• Given request: The line containing "Extract the chart's" marks where to begin; quote it and every line after it through the end of the data, exactly as written.

• Input material:

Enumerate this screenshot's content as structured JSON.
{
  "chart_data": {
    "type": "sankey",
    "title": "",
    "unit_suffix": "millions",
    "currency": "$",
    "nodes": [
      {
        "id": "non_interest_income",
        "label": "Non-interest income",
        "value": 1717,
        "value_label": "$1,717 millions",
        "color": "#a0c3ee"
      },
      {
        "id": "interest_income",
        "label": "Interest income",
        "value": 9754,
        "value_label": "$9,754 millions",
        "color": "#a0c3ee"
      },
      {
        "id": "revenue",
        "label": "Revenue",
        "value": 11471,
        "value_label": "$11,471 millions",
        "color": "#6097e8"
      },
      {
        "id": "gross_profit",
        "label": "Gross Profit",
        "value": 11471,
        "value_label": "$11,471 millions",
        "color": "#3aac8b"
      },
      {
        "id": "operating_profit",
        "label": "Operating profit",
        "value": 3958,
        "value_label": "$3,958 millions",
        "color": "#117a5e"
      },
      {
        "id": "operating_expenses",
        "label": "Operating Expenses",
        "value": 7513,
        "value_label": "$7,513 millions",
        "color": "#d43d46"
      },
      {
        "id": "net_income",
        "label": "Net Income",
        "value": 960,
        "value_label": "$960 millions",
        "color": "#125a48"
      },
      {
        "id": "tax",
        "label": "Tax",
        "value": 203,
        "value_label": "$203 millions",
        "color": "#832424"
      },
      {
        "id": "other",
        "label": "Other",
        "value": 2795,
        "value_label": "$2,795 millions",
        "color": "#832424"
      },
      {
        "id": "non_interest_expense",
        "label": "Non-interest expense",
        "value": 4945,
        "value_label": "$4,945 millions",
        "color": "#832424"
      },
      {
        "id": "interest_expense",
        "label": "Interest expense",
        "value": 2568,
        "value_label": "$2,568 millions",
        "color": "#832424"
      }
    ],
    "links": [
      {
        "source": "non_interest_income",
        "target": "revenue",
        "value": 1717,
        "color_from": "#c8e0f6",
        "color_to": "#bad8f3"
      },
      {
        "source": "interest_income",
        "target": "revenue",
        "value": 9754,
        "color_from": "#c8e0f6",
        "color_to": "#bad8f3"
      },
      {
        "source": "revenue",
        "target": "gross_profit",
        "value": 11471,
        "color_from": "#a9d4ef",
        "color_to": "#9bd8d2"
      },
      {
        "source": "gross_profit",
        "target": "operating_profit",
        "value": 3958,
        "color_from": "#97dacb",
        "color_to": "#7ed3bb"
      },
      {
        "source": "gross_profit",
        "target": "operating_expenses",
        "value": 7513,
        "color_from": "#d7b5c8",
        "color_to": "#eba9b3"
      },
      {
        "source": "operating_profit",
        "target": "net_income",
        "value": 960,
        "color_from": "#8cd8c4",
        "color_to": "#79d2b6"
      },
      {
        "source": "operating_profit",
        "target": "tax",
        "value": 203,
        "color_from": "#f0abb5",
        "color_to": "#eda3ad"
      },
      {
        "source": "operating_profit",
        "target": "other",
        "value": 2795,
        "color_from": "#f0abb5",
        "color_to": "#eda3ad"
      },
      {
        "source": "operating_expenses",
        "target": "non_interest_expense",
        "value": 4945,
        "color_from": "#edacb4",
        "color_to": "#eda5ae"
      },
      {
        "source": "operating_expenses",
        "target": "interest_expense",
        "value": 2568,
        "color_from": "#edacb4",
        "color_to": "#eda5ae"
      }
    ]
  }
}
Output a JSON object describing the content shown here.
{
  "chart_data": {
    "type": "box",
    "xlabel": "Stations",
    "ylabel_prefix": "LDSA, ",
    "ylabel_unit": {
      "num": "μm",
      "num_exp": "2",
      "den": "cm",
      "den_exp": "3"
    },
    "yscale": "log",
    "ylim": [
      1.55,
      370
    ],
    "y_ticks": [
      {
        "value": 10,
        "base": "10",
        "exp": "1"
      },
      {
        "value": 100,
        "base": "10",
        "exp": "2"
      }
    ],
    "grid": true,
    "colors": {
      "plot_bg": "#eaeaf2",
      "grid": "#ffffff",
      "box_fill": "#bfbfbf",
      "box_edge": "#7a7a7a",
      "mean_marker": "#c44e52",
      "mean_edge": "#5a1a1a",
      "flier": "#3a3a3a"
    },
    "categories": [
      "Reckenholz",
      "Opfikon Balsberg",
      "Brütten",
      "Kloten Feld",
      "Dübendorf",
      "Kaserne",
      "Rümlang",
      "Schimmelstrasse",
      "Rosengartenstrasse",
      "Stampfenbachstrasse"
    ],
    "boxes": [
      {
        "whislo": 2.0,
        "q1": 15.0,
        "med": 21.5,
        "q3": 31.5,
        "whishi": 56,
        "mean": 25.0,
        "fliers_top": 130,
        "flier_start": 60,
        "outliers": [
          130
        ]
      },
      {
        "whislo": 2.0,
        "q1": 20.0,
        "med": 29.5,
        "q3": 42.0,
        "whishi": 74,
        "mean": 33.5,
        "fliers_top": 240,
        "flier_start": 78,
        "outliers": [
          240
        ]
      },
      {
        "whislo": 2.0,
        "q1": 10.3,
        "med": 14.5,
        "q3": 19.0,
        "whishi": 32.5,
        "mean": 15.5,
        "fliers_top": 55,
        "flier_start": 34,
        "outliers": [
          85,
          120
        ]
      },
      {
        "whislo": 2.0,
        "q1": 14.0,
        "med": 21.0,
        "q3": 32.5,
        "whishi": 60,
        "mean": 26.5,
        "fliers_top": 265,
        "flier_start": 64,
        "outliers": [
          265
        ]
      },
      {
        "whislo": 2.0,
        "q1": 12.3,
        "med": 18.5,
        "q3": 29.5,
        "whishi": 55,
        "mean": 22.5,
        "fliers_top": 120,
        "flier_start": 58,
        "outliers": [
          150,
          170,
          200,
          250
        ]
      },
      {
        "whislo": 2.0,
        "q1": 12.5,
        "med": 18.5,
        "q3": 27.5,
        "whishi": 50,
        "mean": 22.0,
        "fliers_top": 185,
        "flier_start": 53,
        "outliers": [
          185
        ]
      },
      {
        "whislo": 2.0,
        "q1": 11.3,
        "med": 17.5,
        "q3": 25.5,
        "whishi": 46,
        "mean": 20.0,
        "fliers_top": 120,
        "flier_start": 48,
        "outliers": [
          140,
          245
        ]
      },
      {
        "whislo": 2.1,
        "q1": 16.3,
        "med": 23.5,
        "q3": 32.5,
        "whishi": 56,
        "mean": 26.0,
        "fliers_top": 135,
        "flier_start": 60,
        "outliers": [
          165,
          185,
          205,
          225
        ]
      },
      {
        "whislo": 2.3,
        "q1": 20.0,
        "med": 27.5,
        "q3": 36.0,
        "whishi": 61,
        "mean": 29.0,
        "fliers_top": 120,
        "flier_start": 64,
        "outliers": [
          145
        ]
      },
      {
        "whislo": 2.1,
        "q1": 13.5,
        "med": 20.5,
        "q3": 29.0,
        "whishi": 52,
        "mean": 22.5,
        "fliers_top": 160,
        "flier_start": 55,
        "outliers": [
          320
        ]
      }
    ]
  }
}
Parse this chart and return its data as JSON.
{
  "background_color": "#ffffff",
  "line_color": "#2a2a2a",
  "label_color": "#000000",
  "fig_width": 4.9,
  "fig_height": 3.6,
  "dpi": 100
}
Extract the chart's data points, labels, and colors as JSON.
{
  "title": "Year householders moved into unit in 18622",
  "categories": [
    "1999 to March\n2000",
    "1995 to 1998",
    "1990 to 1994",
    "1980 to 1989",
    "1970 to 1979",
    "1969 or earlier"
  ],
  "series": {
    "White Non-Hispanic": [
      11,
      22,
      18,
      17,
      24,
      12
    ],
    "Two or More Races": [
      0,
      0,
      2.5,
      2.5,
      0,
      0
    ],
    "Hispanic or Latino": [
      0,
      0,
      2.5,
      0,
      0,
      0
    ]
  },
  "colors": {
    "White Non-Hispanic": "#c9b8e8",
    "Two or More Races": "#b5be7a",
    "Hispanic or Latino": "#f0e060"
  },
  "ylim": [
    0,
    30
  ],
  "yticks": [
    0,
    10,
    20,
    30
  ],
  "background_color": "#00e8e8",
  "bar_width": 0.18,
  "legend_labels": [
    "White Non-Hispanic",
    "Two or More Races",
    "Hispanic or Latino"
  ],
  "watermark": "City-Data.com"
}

• Written answer:
Extract the chart's data points, labels, and colors as JSON.
{
  "title": "Year householders moved into unit in 18622",
  "categories": [
    "1999 to March\n2000",
    "1995 to 1998",
    "1990 to 1994",
    "1980 to 1989",
    "1970 to 1979",
    "1969 or earlier"
  ],
  "series": {
    "White Non-Hispanic": [
      11,
      22,
      18,
      17,
      24,
      12
    ],
    "Two or More Races": [
      0,
      0,
      2.5,
      2.5,
      0,
      0
    ],
    "Hispanic or Latino": [
      0,
      0,
      2.5,
      0,
      0,
      0
    ]
  },
  "colors": {
    "White Non-Hispanic": "#c9b8e8",
    "Two or More Races": "#b5be7a",
    "Hispanic or Latino": "#f0e060"
  },
  "ylim": [
    0,
    30
  ],
  "yticks": [
    0,
    10,
    20,
    30
  ],
  "background_color": "#00e8e8",
  "bar_width": 0.18,
  "legend_labels": [
    "White Non-Hispanic",
    "Two or More Races",
    "Hispanic or Latino"
  ],
  "watermark": "City-Data.com"
}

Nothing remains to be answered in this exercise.